TASK TO CARRY OUT
Below are records. Copy every line with "MACD" in it.

Extracted data entries
::::::::

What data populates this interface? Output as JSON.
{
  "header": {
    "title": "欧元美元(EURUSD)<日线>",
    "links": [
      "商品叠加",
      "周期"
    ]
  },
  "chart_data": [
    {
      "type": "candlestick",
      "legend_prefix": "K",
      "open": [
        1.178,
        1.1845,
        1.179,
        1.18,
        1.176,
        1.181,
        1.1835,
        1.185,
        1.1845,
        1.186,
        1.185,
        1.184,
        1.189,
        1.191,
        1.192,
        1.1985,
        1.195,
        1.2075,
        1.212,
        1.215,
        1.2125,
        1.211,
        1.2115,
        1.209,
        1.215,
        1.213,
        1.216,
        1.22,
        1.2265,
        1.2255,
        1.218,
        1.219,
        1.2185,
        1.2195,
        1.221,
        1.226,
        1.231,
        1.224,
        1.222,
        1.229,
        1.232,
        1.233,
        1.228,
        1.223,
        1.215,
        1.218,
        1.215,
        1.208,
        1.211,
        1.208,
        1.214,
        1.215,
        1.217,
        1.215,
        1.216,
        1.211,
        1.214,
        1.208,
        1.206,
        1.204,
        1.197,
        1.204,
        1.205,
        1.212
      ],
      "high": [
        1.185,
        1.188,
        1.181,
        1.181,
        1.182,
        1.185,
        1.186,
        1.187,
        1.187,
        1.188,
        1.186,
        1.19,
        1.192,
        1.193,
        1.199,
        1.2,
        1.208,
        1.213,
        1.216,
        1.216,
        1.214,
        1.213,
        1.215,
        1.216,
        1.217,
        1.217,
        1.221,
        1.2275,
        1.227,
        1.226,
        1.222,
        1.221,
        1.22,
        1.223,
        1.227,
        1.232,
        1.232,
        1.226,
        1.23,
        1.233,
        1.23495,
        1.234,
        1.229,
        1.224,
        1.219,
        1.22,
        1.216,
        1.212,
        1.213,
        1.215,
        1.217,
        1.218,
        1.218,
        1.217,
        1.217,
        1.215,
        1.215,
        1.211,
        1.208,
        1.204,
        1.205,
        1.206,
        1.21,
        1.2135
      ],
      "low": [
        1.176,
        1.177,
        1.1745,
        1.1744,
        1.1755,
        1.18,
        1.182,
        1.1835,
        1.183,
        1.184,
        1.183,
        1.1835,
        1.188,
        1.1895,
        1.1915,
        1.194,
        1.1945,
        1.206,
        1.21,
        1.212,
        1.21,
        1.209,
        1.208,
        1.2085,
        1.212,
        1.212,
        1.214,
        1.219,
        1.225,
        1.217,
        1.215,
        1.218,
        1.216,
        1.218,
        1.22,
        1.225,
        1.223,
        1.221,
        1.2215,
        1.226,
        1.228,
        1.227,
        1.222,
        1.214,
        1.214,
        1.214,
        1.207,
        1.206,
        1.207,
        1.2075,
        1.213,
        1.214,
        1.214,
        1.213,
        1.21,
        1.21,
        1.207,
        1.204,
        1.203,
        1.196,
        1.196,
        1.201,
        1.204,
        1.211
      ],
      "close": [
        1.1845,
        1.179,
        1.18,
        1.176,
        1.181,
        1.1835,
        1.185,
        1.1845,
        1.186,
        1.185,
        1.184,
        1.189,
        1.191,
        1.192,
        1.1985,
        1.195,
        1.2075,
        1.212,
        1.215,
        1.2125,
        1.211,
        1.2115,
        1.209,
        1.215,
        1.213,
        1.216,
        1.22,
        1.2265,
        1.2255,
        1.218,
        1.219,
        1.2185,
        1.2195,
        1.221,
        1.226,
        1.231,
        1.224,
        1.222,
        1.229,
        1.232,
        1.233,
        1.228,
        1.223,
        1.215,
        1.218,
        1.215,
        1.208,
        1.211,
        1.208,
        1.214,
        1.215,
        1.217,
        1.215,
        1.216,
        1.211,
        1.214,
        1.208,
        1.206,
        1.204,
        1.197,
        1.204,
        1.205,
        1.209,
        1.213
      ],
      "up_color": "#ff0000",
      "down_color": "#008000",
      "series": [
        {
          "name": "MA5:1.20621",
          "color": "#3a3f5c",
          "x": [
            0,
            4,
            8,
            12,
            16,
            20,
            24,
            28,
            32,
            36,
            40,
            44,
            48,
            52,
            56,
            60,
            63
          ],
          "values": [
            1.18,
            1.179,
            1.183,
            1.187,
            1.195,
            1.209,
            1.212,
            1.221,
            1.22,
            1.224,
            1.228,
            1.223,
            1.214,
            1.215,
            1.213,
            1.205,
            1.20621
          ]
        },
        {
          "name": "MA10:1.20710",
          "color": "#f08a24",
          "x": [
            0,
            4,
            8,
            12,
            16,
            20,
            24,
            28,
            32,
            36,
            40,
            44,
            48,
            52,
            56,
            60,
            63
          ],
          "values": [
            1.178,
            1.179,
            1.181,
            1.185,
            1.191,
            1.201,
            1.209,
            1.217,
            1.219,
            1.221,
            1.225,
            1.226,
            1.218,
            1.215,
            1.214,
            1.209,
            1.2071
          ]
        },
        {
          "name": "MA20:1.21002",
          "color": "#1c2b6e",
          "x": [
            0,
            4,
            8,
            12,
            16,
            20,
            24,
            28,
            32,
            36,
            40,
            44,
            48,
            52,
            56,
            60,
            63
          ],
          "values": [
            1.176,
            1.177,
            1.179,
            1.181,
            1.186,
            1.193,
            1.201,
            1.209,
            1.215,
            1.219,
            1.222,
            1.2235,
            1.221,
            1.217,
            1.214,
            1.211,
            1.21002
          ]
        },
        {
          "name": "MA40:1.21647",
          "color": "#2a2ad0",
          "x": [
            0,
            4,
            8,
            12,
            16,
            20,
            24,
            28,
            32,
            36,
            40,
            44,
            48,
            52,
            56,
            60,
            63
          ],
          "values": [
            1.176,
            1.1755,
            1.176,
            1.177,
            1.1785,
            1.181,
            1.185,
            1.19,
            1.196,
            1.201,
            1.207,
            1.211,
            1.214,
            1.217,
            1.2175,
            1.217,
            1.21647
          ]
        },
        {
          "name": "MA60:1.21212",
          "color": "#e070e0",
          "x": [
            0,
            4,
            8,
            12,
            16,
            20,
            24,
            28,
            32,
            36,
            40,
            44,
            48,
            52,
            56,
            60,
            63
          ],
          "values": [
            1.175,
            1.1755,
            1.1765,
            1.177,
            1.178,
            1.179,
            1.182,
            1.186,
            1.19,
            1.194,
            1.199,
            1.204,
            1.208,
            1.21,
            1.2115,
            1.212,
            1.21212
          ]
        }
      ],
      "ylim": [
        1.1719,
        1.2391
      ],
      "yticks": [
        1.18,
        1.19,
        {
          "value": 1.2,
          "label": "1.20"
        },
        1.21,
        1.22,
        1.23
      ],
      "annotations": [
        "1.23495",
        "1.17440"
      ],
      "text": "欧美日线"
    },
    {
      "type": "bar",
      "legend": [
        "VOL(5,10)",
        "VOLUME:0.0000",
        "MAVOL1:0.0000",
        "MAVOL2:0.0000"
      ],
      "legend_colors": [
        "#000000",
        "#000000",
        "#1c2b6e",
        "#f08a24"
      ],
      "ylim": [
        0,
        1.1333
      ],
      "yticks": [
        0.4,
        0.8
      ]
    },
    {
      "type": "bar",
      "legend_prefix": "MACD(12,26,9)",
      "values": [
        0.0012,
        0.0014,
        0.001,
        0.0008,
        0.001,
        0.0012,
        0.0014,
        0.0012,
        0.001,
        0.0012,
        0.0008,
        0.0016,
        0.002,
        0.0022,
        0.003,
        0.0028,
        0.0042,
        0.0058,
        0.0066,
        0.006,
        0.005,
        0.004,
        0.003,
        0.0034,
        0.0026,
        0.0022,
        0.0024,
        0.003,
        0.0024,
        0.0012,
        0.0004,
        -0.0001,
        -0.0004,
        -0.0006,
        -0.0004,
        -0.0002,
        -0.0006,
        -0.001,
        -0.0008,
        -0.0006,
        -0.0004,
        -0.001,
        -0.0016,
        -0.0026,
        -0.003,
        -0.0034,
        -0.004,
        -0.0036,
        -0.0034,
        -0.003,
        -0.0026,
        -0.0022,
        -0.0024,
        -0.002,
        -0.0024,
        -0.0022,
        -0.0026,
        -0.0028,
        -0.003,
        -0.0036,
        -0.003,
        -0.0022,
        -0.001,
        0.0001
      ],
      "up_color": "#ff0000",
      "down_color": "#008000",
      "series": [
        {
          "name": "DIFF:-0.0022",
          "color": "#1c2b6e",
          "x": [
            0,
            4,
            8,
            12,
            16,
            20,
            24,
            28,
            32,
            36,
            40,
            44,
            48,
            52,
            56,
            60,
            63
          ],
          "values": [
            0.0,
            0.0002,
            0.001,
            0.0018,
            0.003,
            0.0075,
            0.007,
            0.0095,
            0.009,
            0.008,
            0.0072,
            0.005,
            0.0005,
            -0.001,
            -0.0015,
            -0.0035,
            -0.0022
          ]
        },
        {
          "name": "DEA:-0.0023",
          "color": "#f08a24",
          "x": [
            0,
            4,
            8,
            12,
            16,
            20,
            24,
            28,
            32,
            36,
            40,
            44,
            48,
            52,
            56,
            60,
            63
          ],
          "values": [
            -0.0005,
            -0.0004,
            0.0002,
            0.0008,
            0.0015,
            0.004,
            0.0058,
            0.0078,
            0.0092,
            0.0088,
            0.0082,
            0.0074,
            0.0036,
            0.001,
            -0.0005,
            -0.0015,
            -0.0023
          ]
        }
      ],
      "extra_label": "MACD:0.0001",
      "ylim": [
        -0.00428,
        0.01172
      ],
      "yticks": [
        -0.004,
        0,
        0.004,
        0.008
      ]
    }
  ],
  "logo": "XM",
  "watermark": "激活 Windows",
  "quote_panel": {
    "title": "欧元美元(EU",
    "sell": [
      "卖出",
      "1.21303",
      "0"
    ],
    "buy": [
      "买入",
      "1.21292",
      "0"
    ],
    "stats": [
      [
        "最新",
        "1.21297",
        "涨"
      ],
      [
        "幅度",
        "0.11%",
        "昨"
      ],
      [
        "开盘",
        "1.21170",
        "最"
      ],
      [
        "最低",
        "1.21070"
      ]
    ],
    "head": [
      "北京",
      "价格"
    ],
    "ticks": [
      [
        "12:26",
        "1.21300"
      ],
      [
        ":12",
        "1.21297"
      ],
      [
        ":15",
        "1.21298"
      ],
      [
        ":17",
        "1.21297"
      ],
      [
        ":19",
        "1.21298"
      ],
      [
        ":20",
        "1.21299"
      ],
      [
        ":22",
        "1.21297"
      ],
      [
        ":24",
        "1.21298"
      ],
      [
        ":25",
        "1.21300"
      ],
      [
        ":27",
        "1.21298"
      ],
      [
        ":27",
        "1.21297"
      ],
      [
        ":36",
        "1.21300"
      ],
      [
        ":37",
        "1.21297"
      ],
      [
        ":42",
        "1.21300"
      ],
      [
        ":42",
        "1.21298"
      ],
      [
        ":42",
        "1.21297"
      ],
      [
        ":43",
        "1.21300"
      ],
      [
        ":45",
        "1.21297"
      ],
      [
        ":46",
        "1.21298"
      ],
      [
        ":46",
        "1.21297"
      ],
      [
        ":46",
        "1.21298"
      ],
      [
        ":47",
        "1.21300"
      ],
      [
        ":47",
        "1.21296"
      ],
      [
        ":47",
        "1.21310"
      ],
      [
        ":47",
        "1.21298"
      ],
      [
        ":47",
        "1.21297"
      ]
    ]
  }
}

::::::::

WRITTEN RESPONSE
      "legend_prefix": "MACD(12,26,9)",
      "extra_label": "MACD:0.0001",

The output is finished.